RECORDS TO PROCESS »
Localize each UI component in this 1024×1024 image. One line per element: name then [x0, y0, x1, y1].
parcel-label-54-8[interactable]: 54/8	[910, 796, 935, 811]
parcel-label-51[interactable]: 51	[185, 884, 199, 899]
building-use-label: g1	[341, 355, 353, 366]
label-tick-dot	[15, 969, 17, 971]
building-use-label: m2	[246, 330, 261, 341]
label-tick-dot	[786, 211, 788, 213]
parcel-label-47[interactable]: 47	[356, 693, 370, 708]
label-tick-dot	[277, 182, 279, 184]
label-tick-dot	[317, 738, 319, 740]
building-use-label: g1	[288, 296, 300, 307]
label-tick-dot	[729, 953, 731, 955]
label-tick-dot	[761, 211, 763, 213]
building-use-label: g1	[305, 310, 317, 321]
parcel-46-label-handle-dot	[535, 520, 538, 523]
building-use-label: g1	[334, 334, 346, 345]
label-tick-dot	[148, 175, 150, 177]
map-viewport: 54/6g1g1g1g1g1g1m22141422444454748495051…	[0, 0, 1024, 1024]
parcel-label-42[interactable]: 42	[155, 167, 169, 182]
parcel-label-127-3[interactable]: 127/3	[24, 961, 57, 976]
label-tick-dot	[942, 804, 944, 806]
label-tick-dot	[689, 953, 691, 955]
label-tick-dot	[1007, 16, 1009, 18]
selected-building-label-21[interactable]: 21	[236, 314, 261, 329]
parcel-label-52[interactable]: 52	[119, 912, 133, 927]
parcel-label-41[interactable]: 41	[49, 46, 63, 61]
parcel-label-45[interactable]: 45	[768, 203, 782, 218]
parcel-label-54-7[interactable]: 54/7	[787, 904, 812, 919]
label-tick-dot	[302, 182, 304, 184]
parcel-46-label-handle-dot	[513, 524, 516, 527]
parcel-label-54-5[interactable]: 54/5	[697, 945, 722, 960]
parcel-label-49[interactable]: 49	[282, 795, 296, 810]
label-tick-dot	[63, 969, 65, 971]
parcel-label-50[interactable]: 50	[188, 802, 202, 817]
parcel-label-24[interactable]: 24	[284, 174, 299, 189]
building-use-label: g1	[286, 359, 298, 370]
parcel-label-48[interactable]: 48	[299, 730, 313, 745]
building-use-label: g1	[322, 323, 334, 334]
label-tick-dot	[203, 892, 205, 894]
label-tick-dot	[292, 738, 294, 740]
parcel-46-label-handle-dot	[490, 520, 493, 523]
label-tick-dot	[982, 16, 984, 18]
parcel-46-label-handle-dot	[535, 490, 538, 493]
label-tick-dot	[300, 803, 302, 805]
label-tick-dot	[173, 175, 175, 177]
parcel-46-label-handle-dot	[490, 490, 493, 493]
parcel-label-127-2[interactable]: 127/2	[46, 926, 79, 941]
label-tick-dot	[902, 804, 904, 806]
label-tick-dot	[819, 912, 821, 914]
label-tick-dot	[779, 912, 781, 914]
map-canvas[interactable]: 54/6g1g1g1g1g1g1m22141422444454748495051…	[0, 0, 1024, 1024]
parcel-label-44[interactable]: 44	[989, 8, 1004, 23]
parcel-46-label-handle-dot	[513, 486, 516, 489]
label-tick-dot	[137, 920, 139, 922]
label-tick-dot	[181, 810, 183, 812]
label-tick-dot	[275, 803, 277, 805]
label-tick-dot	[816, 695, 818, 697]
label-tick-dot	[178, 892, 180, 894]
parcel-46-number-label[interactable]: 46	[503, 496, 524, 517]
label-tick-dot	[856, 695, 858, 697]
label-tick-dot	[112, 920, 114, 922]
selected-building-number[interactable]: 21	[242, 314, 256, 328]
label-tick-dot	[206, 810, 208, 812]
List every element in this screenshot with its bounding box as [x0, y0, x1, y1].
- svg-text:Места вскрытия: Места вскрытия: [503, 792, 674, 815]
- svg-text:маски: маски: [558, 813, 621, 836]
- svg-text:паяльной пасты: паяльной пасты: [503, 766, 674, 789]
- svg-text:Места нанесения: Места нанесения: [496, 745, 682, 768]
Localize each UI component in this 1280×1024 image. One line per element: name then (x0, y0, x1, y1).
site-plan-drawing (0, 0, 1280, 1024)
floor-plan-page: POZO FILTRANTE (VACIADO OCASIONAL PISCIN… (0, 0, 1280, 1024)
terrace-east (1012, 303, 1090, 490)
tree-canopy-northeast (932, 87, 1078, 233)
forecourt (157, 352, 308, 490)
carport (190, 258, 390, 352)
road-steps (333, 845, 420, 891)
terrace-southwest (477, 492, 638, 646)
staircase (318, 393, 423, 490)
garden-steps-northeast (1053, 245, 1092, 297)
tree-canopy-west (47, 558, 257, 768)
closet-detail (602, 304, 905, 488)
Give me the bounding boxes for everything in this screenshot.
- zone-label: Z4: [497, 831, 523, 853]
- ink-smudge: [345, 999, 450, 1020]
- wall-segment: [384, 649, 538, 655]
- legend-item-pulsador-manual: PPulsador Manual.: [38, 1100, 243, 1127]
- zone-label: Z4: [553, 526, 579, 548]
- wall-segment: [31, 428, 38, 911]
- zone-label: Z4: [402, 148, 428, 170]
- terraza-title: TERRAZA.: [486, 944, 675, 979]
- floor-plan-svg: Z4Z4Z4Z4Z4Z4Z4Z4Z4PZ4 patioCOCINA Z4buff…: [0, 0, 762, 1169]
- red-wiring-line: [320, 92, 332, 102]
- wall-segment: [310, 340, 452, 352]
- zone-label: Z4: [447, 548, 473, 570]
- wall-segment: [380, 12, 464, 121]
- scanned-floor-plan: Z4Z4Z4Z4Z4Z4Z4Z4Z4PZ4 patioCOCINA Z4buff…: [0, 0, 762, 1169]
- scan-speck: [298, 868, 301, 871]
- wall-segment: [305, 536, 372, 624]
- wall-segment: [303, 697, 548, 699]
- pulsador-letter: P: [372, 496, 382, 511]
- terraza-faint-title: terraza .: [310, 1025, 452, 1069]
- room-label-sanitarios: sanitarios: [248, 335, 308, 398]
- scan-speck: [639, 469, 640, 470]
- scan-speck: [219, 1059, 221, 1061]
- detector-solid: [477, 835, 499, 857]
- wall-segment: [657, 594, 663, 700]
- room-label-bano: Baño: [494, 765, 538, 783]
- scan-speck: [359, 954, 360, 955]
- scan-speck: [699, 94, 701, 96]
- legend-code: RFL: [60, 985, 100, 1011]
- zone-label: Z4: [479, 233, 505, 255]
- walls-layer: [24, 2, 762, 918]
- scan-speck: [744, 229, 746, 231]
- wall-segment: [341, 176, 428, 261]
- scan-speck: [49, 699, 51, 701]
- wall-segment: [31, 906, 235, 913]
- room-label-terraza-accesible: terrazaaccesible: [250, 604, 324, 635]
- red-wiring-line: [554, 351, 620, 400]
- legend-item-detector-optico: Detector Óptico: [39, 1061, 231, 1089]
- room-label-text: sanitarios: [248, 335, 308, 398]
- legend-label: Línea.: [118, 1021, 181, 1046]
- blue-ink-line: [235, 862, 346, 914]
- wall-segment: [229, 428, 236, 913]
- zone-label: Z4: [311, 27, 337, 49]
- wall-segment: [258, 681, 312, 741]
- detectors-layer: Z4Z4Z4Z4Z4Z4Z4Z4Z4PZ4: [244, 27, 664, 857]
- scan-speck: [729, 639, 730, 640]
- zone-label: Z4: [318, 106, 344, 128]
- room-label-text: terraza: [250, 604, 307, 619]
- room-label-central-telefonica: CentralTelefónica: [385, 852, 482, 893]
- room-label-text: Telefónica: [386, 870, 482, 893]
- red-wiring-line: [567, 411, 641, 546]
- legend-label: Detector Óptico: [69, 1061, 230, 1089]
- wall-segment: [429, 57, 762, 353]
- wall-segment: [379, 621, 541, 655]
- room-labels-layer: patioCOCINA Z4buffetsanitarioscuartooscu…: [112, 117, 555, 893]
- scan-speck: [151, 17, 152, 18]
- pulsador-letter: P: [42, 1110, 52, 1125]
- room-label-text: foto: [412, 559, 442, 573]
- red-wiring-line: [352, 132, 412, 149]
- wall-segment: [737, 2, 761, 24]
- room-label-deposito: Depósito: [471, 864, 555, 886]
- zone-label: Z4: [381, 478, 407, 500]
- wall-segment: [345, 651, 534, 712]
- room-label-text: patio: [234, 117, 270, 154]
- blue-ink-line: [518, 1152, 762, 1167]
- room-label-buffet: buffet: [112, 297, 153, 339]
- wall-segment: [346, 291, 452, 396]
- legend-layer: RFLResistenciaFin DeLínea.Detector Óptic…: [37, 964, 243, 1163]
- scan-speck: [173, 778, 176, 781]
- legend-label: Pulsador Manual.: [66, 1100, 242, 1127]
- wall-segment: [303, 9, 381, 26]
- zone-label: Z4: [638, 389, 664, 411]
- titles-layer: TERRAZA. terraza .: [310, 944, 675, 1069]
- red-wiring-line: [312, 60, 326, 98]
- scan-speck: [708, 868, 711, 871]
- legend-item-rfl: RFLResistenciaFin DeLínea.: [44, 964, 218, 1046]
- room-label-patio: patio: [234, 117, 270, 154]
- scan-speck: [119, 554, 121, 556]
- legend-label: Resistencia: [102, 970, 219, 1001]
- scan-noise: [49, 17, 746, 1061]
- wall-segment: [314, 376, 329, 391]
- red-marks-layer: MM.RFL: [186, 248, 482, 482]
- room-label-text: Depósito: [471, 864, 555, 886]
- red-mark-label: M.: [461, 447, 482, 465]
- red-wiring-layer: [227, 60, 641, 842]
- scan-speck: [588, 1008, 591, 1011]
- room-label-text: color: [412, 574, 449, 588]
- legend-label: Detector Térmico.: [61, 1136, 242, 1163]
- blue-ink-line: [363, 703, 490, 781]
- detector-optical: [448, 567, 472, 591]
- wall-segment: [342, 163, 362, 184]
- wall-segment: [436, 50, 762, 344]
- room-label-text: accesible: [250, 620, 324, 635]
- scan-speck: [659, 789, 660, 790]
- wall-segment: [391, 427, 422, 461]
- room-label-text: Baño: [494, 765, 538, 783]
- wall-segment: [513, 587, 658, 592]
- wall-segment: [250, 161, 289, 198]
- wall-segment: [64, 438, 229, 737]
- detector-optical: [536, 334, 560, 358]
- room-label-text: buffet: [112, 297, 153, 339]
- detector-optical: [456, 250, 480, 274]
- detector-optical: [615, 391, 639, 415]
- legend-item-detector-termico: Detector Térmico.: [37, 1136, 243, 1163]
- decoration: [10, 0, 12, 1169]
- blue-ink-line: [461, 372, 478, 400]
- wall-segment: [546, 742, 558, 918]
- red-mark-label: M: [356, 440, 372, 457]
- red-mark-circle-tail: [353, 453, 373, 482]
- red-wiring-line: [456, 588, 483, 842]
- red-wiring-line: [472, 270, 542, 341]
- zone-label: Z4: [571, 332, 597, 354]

PROBLEM DETAILS »
Please convert the entries, from the first line through the line containing "945, 722, 960]", into a JSON list of strings with one string per line and blank lines left out.

RESPONSE TO THIS EXERCISE »
[
  "Localize each UI component in this 1024×1024 image. One line per element: name then [x0, y0, x1, y1].",
  "parcel-label-54-8[interactable]: 54/8\t[910, 796, 935, 811]",
  "parcel-label-51[interactable]: 51\t[185, 884, 199, 899]",
  "building-use-label: g1\t[341, 355, 353, 366]",
  "label-tick-dot\t[15, 969, 17, 971]",
  "building-use-label: m2\t[246, 330, 261, 341]",
  "label-tick-dot\t[786, 211, 788, 213]",
  "parcel-label-47[interactable]: 47\t[356, 693, 370, 708]",
  "label-tick-dot\t[277, 182, 279, 184]",
  "label-tick-dot\t[317, 738, 319, 740]",
  "building-use-label: g1\t[288, 296, 300, 307]",
  "label-tick-dot\t[729, 953, 731, 955]",
  "label-tick-dot\t[761, 211, 763, 213]",
  "building-use-label: g1\t[305, 310, 317, 321]",
  "parcel-46-label-handle-dot\t[535, 520, 538, 523]",
  "building-use-label: g1\t[334, 334, 346, 345]",
  "label-tick-dot\t[148, 175, 150, 177]",
  "map-viewport: 54/6g1g1g1g1g1g1m22141422444454748495051…\t[0, 0, 1024, 1024]",
  "parcel-label-42[interactable]: 42\t[155, 167, 169, 182]",
  "parcel-label-127-3[interactable]: 127/3\t[24, 961, 57, 976]",
  "label-tick-dot\t[942, 804, 944, 806]",
  "label-tick-dot\t[689, 953, 691, 955]",
  "label-tick-dot\t[1007, 16, 1009, 18]",
  "selected-building-label-21[interactable]: 21\t[236, 314, 261, 329]",
  "parcel-label-52[interactable]: 52\t[119, 912, 133, 927]",
  "parcel-label-41[interactable]: 41\t[49, 46, 63, 61]",
  "parcel-label-45[interactable]: 45\t[768, 203, 782, 218]",
  "parcel-label-54-7[interactable]: 54/7\t[787, 904, 812, 919]",
  "label-tick-dot\t[302, 182, 304, 184]",
  "parcel-46-label-handle-dot\t[513, 524, 516, 527]",
  "parcel-label-54-5[interactable]: 54/5\t[697, 945, 722, 960]"
]